**WHAT THE TASK ASKS**. Every line that includes the word "this" is to be listed.

**SUPPLIED MATERIAL**.

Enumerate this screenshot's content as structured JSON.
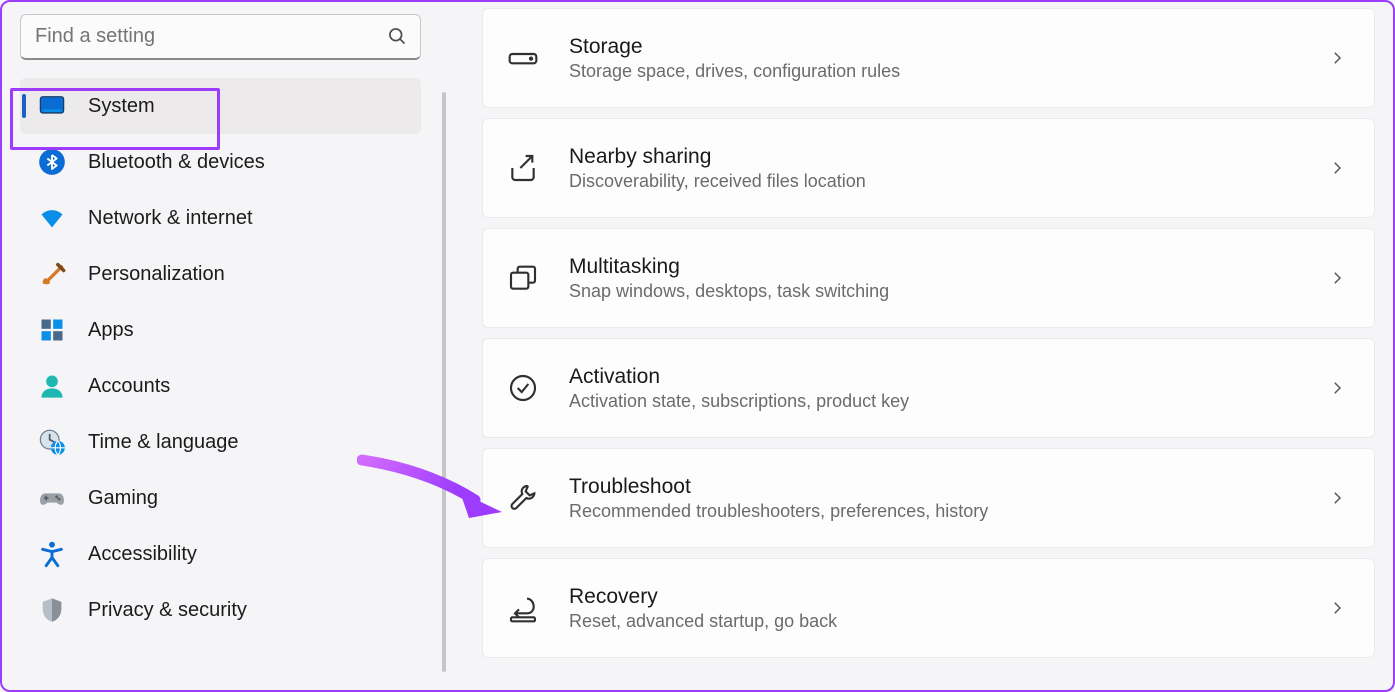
{
  "search": {
    "placeholder": "Find a setting"
  },
  "sidebar": {
    "items": [
      {
        "label": "System"
      },
      {
        "label": "Bluetooth & devices"
      },
      {
        "label": "Network & internet"
      },
      {
        "label": "Personalization"
      },
      {
        "label": "Apps"
      },
      {
        "label": "Accounts"
      },
      {
        "label": "Time & language"
      },
      {
        "label": "Gaming"
      },
      {
        "label": "Accessibility"
      },
      {
        "label": "Privacy & security"
      }
    ]
  },
  "cards": [
    {
      "title": "Storage",
      "sub": "Storage space, drives, configuration rules"
    },
    {
      "title": "Nearby sharing",
      "sub": "Discoverability, received files location"
    },
    {
      "title": "Multitasking",
      "sub": "Snap windows, desktops, task switching"
    },
    {
      "title": "Activation",
      "sub": "Activation state, subscriptions, product key"
    },
    {
      "title": "Troubleshoot",
      "sub": "Recommended troubleshooters, preferences, history"
    },
    {
      "title": "Recovery",
      "sub": "Reset, advanced startup, go back"
    }
  ]
}
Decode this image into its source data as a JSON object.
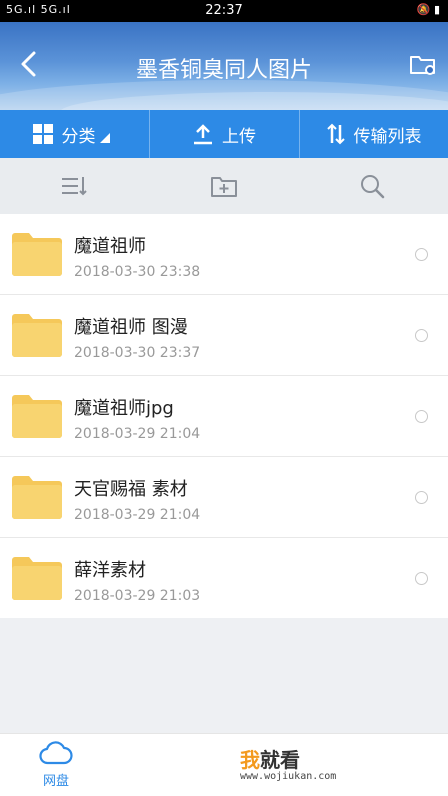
{
  "status_bar": {
    "left": "5G.ıl 5G.ıl",
    "time": "22:37",
    "right": "🔕 ▮"
  },
  "header": {
    "title": "墨香铜臭同人图片"
  },
  "toolbar": {
    "category_label": "分类",
    "upload_label": "上传",
    "transfer_label": "传输列表"
  },
  "files": [
    {
      "name": "魔道祖师",
      "date": "2018-03-30  23:38"
    },
    {
      "name": "魔道祖师 图漫",
      "date": "2018-03-30  23:37"
    },
    {
      "name": "魔道祖师jpg",
      "date": "2018-03-29  21:04"
    },
    {
      "name": "天官赐福 素材",
      "date": "2018-03-29  21:04"
    },
    {
      "name": "薛洋素材",
      "date": "2018-03-29  21:03"
    }
  ],
  "bottom_nav": {
    "netdisk_label": "网盘"
  },
  "watermark": {
    "wo": "我",
    "rest": "就看",
    "url": "www.wojiukan.com"
  },
  "colors": {
    "accent": "#2d8ae6",
    "folder": "#f5c85a"
  }
}
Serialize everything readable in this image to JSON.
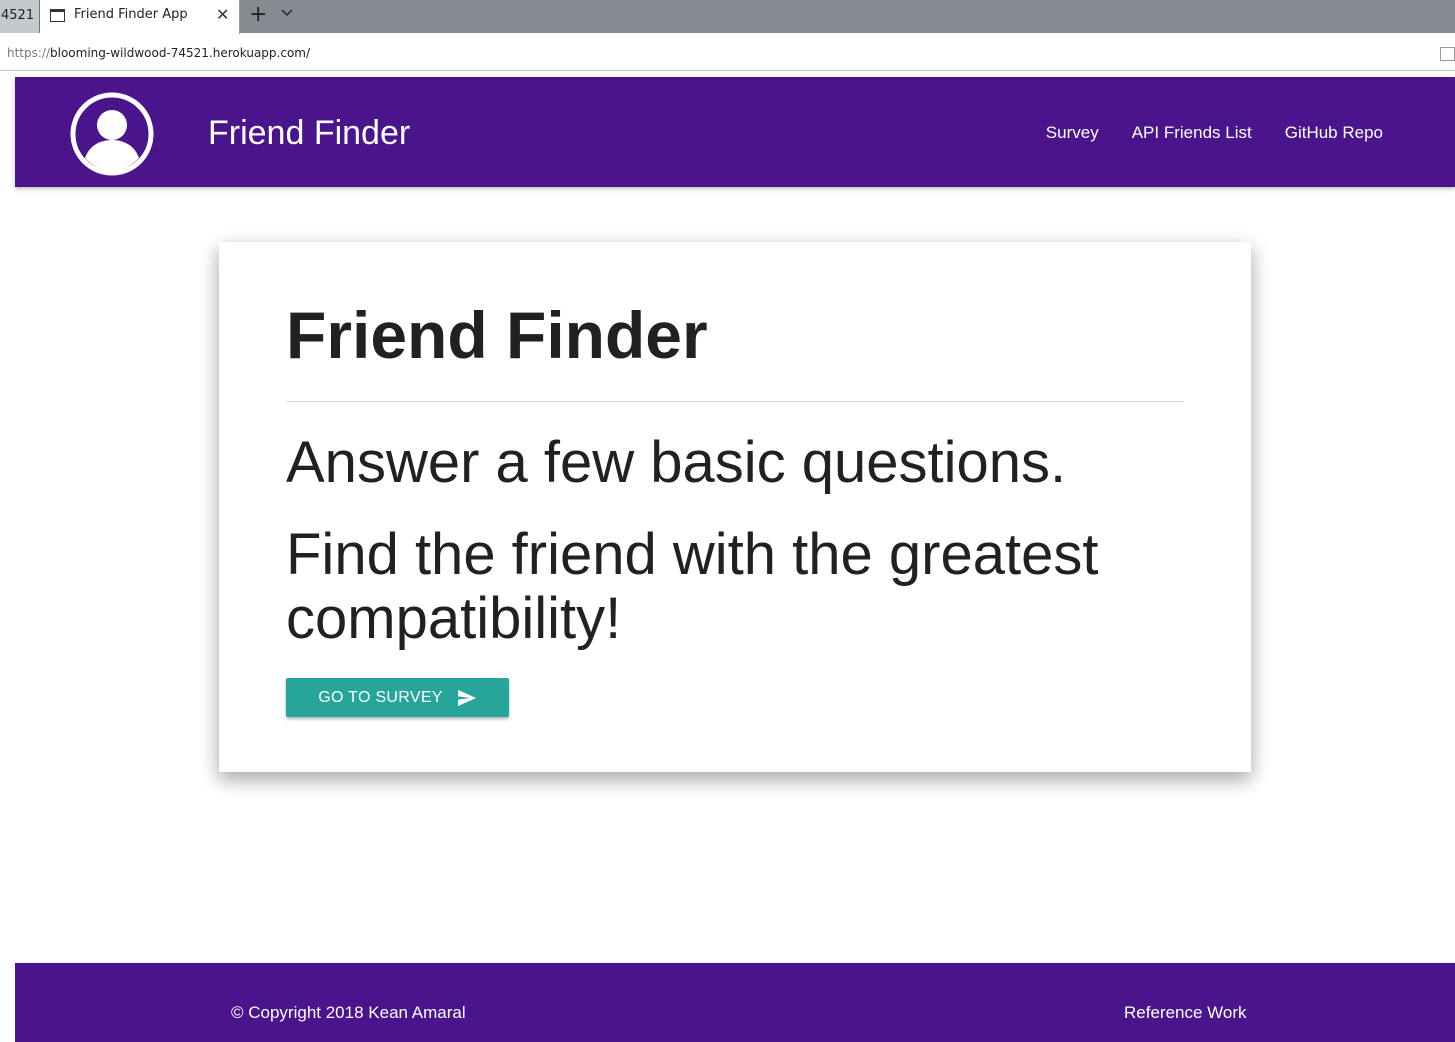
{
  "browser": {
    "prev_tab_label": "4521",
    "active_tab_title": "Friend Finder App",
    "url_scheme": "https://",
    "url_rest": "blooming-wildwood-74521.herokuapp.com/"
  },
  "navbar": {
    "brand": "Friend Finder",
    "links": [
      "Survey",
      "API Friends List",
      "GitHub Repo"
    ],
    "bg_color": "#4a148c",
    "logo_icon": "account-circle-icon"
  },
  "card": {
    "title": "Friend Finder",
    "line1": "Answer a few basic questions.",
    "line2": "Find the friend with the greatest compatibility!",
    "button_label": "GO TO SURVEY",
    "button_icon": "send-icon",
    "button_color": "#26a69a"
  },
  "footer": {
    "copyright": "© Copyright 2018 Kean Amaral",
    "reference_link": "Reference Work"
  }
}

**TASK ANSWER**.
Enumerate this screenshot's content as structured JSON.
Decode this image into its source data as a JSON object.
Serialize everything readable in this image to JSON.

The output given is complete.